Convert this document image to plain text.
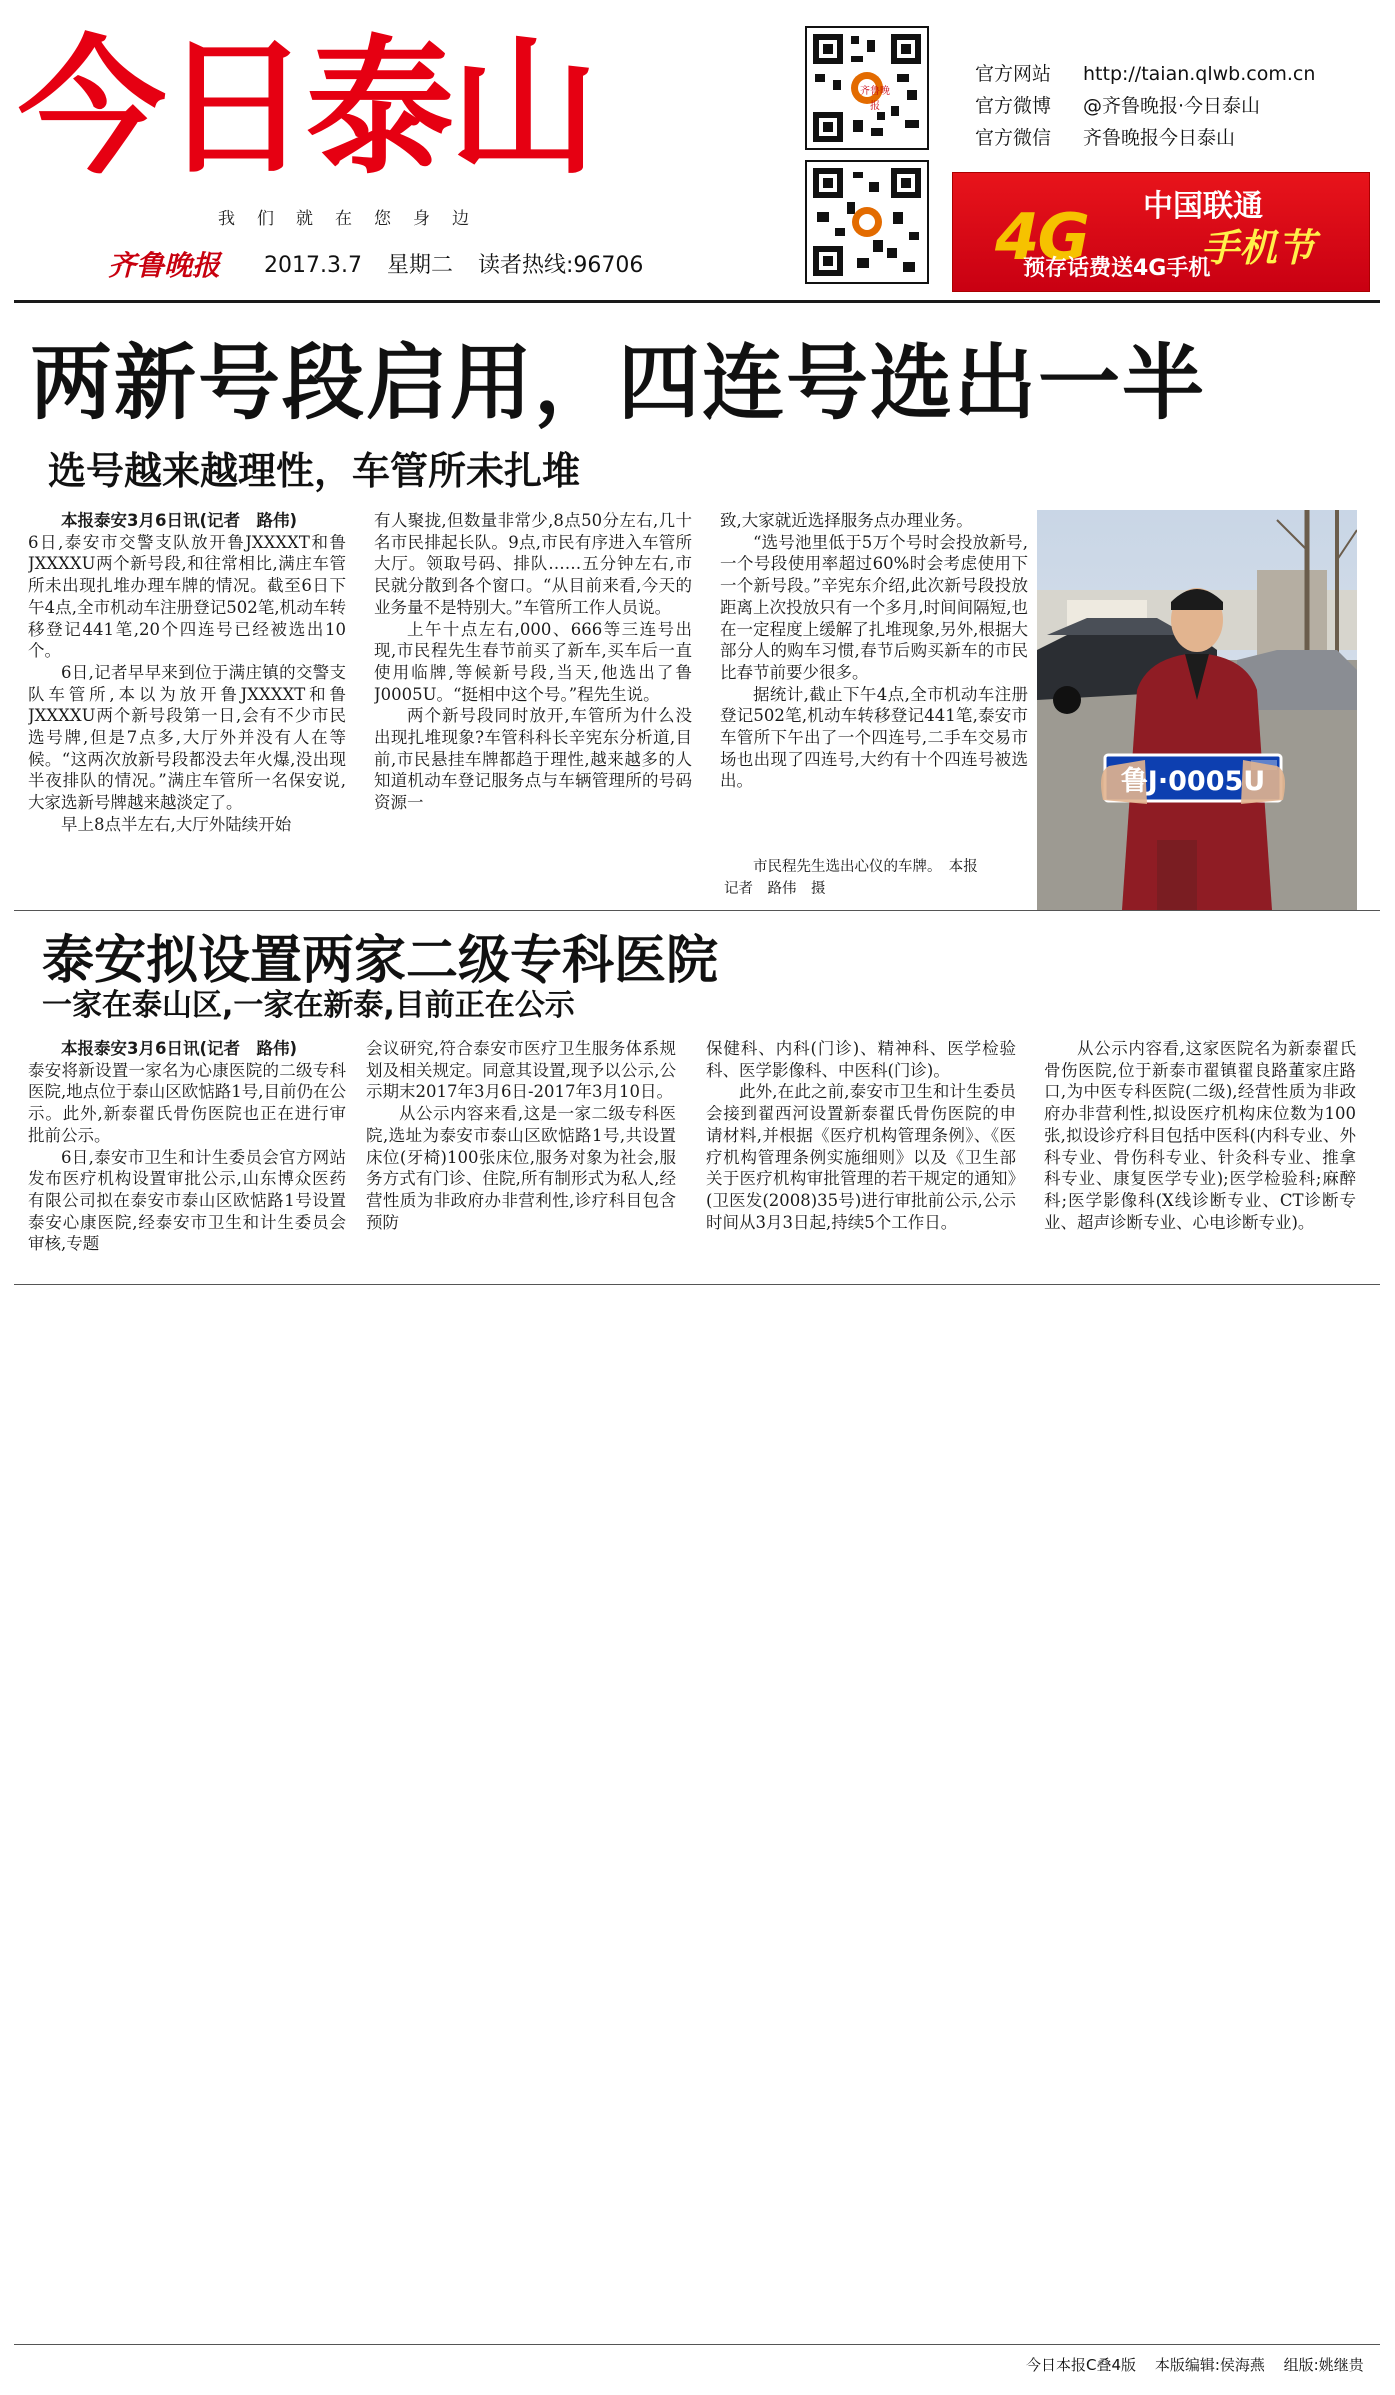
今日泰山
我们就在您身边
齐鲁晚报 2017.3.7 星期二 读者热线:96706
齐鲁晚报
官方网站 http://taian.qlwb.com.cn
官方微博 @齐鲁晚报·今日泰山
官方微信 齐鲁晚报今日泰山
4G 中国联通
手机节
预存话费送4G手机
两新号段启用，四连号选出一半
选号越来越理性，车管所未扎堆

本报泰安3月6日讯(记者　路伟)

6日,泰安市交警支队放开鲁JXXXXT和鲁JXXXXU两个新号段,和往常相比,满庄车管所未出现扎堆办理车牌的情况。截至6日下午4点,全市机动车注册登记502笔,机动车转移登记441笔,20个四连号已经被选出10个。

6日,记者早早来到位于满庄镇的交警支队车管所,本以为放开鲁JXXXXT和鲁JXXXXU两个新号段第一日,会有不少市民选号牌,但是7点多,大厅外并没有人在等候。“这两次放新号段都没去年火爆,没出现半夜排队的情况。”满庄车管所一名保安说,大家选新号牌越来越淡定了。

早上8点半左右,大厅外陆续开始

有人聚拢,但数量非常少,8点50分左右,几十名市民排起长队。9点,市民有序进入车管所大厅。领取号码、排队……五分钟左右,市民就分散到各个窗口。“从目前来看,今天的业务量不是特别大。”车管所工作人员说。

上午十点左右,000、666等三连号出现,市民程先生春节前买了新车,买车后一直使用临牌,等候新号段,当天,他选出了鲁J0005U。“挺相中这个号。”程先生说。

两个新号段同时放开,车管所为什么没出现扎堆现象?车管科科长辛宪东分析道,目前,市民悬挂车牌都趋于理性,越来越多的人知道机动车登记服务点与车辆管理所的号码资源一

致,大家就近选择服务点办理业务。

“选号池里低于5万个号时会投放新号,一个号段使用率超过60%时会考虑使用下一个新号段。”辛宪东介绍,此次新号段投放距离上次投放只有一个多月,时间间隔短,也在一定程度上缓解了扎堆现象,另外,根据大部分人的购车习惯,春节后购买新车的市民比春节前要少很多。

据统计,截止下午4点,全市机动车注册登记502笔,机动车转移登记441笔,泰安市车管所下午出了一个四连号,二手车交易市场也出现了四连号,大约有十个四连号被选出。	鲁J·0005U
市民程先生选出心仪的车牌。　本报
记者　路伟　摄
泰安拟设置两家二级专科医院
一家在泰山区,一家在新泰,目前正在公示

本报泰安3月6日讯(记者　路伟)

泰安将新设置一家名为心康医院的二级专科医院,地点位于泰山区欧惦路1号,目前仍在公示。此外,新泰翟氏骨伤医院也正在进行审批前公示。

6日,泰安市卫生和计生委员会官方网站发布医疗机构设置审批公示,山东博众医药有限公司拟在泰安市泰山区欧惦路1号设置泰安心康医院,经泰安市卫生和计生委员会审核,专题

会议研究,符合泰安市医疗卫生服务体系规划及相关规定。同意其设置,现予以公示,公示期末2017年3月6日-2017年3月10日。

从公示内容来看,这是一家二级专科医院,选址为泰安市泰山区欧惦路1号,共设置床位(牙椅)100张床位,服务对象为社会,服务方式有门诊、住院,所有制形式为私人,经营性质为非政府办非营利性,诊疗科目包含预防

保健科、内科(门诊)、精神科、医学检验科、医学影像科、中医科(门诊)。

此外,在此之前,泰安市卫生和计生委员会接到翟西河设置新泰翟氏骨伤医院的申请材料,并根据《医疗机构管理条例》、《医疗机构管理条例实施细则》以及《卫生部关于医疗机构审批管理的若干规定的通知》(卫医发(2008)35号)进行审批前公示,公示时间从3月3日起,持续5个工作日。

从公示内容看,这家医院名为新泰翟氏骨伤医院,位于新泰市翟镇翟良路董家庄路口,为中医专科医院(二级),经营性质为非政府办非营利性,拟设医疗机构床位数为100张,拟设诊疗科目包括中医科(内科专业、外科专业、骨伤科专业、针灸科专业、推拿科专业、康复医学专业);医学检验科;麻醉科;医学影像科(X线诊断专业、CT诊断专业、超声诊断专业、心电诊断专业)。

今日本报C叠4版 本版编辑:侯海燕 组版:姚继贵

━━━━━━━━━━

=== Exercise prompt ===
Quote the data above in full, leaving out the pictures it holds.

=== Response ===
Convert this document image to plain text.
今日泰山
我们就在您身边
齐鲁晚报 2017.3.7 星期二 读者热线:96706
齐鲁晚报
官方网站 http://taian.qlwb.com.cn
官方微博 @齐鲁晚报·今日泰山
官方微信 齐鲁晚报今日泰山
4G 中国联通
手机节
预存话费送4G手机
两新号段启用，四连号选出一半
选号越来越理性，车管所未扎堆

本报泰安3月6日讯(记者　路伟)

6日,泰安市交警支队放开鲁JXXXXT和鲁JXXXXU两个新号段,和往常相比,满庄车管所未出现扎堆办理车牌的情况。截至6日下午4点,全市机动车注册登记502笔,机动车转移登记441笔,20个四连号已经被选出10个。

6日,记者早早来到位于满庄镇的交警支队车管所,本以为放开鲁JXXXXT和鲁JXXXXU两个新号段第一日,会有不少市民选号牌,但是7点多,大厅外并没有人在等候。“这两次放新号段都没去年火爆,没出现半夜排队的情况。”满庄车管所一名保安说,大家选新号牌越来越淡定了。

早上8点半左右,大厅外陆续开始

有人聚拢,但数量非常少,8点50分左右,几十名市民排起长队。9点,市民有序进入车管所大厅。领取号码、排队……五分钟左右,市民就分散到各个窗口。“从目前来看,今天的业务量不是特别大。”车管所工作人员说。

上午十点左右,000、666等三连号出现,市民程先生春节前买了新车,买车后一直使用临牌,等候新号段,当天,他选出了鲁J0005U。“挺相中这个号。”程先生说。

两个新号段同时放开,车管所为什么没出现扎堆现象?车管科科长辛宪东分析道,目前,市民悬挂车牌都趋于理性,越来越多的人知道机动车登记服务点与车辆管理所的号码资源一

致,大家就近选择服务点办理业务。

“选号池里低于5万个号时会投放新号,一个号段使用率超过60%时会考虑使用下一个新号段。”辛宪东介绍,此次新号段投放距离上次投放只有一个多月,时间间隔短,也在一定程度上缓解了扎堆现象,另外,根据大部分人的购车习惯,春节后购买新车的市民比春节前要少很多。

据统计,截止下午4点,全市机动车注册登记502笔,机动车转移登记441笔,泰安市车管所下午出了一个四连号,二手车交易市场也出现了四连号,大约有十个四连号被选出。	鲁J·0005U
市民程先生选出心仪的车牌。　本报
记者　路伟　摄
泰安拟设置两家二级专科医院
一家在泰山区,一家在新泰,目前正在公示

本报泰安3月6日讯(记者　路伟)

泰安将新设置一家名为心康医院的二级专科医院,地点位于泰山区欧惦路1号,目前仍在公示。此外,新泰翟氏骨伤医院也正在进行审批前公示。

6日,泰安市卫生和计生委员会官方网站发布医疗机构设置审批公示,山东博众医药有限公司拟在泰安市泰山区欧惦路1号设置泰安心康医院,经泰安市卫生和计生委员会审核,专题

会议研究,符合泰安市医疗卫生服务体系规划及相关规定。同意其设置,现予以公示,公示期末2017年3月6日-2017年3月10日。

从公示内容来看,这是一家二级专科医院,选址为泰安市泰山区欧惦路1号,共设置床位(牙椅)100张床位,服务对象为社会,服务方式有门诊、住院,所有制形式为私人,经营性质为非政府办非营利性,诊疗科目包含预防

保健科、内科(门诊)、精神科、医学检验科、医学影像科、中医科(门诊)。

此外,在此之前,泰安市卫生和计生委员会接到翟西河设置新泰翟氏骨伤医院的申请材料,并根据《医疗机构管理条例》、《医疗机构管理条例实施细则》以及《卫生部关于医疗机构审批管理的若干规定的通知》(卫医发(2008)35号)进行审批前公示,公示时间从3月3日起,持续5个工作日。

从公示内容看,这家医院名为新泰翟氏骨伤医院,位于新泰市翟镇翟良路董家庄路口,为中医专科医院(二级),经营性质为非政府办非营利性,拟设医疗机构床位数为100张,拟设诊疗科目包括中医科(内科专业、外科专业、骨伤科专业、针灸科专业、推拿科专业、康复医学专业);医学检验科;麻醉科;医学影像科(X线诊断专业、CT诊断专业、超声诊断专业、心电诊断专业)。

今日本报C叠4版 本版编辑:侯海燕 组版:姚继贵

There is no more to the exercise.